— Directions —
State how many lines of the data contain the word "page", and write nothing besides the number.

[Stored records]
--- Start ---
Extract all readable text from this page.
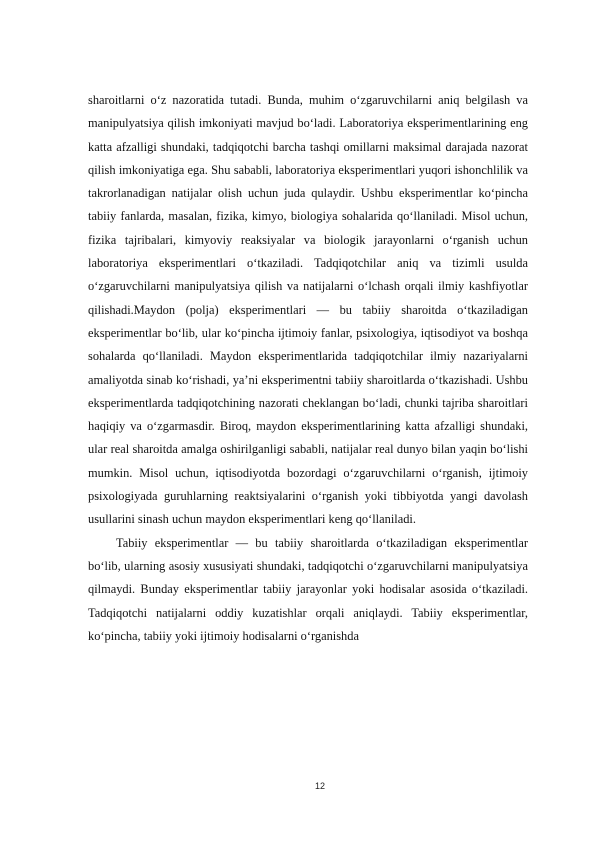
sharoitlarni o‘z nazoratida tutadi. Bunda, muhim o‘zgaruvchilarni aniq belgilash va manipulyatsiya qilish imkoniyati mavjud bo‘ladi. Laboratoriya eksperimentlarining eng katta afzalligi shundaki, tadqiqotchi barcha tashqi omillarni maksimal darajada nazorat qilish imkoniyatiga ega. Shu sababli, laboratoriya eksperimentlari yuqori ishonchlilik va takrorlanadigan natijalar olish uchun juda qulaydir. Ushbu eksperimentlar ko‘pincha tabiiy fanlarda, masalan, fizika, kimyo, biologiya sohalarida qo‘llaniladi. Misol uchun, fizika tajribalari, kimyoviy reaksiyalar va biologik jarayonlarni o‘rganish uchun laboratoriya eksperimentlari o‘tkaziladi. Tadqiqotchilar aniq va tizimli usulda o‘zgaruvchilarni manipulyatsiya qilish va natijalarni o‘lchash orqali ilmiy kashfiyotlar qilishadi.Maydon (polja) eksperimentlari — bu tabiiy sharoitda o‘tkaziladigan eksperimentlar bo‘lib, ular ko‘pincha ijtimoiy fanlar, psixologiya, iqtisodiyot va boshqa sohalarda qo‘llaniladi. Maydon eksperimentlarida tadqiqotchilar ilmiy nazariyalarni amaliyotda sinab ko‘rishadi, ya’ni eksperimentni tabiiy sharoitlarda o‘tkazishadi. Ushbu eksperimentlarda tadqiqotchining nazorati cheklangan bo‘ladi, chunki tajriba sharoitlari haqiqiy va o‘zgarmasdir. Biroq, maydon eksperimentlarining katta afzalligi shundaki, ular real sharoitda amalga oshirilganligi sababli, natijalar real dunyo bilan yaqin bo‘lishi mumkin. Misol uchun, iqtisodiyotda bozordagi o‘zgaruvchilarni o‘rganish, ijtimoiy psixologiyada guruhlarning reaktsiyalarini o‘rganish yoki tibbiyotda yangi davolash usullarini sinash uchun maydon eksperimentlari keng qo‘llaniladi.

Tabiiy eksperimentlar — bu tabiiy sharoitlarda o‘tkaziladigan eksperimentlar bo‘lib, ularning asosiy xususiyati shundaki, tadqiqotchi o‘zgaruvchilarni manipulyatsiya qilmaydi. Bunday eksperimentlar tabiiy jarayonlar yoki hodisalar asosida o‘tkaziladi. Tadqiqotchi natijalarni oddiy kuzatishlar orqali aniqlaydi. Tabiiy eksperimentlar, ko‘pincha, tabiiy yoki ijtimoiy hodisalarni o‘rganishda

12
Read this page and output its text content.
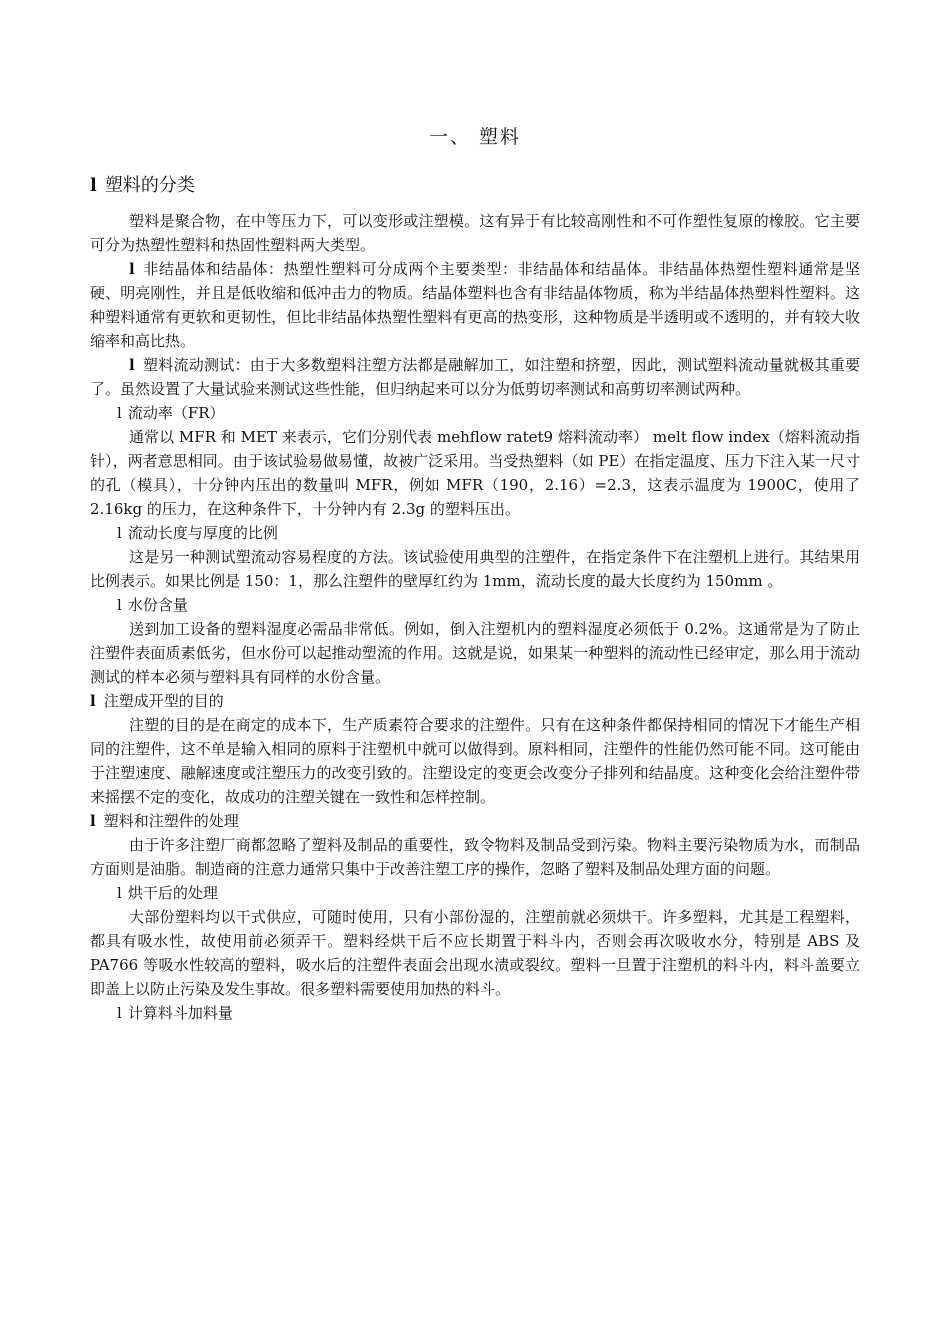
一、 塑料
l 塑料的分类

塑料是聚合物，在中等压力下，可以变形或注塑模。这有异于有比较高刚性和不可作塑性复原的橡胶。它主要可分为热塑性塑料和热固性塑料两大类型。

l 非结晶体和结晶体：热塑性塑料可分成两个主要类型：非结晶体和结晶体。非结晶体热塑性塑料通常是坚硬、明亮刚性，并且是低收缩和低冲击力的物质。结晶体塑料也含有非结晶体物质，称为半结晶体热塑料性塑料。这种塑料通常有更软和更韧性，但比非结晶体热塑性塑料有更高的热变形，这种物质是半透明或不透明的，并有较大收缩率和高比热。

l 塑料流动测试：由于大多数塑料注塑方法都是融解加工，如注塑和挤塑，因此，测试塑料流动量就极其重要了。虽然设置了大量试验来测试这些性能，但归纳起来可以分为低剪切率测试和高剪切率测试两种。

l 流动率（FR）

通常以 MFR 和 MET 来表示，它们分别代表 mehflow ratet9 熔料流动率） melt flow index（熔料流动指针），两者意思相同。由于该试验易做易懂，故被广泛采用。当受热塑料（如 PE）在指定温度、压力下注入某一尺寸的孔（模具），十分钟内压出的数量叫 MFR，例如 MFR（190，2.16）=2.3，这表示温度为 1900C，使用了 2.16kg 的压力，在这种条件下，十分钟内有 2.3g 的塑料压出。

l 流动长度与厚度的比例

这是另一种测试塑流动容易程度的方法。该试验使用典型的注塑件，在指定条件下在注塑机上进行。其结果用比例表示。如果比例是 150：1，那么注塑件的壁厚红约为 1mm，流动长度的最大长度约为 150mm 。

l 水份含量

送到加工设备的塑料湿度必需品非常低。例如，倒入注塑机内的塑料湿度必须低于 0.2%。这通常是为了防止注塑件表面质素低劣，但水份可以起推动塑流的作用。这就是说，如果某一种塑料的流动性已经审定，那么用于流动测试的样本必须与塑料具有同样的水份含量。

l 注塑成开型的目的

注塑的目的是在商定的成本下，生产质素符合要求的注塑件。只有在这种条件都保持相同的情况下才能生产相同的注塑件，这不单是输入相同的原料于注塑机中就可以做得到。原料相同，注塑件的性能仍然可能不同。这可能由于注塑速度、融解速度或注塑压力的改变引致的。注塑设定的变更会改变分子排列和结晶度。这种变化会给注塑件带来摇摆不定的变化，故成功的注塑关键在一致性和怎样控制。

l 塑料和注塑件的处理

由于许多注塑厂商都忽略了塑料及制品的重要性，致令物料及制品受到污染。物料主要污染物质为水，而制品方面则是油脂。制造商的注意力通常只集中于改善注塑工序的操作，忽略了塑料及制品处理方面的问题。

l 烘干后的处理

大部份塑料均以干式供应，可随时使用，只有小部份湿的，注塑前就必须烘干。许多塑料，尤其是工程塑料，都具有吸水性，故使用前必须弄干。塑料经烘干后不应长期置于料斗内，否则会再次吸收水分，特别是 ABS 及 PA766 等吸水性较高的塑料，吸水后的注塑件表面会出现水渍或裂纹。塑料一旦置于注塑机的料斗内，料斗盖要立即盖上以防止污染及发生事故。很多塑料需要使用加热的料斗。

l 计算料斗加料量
--- End ---
--- Start ---
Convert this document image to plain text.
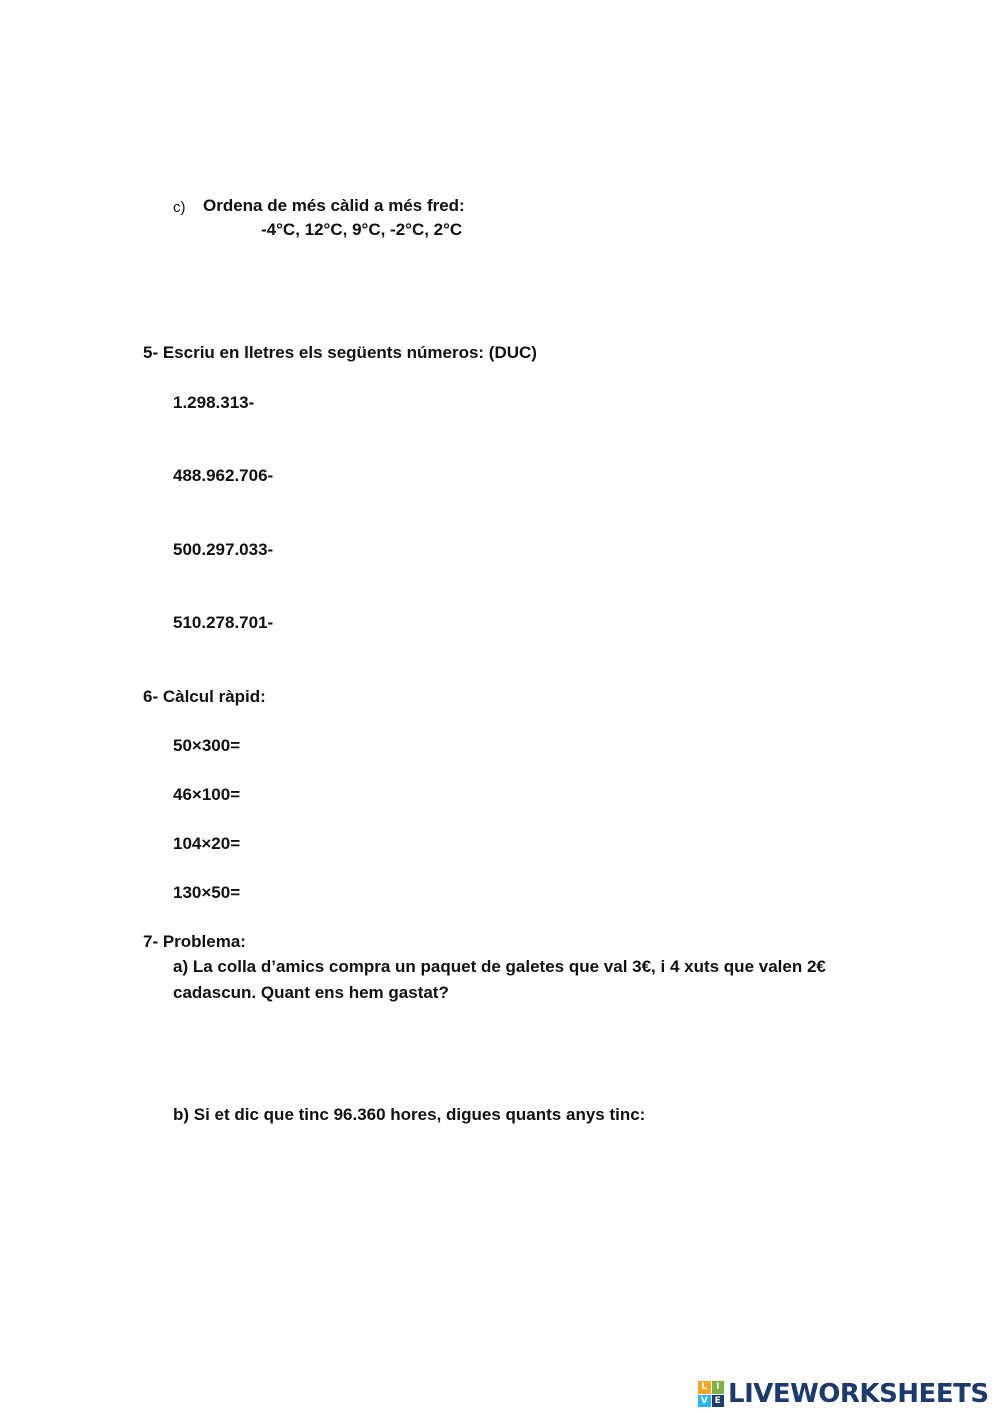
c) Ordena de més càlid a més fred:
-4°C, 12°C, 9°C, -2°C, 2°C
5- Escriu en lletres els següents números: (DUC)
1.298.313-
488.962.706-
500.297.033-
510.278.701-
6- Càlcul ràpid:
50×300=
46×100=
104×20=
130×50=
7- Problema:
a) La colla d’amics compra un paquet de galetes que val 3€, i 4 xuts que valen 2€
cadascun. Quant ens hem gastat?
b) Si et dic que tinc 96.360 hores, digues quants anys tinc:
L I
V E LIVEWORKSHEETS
--- End ---
— Exercise answer —
2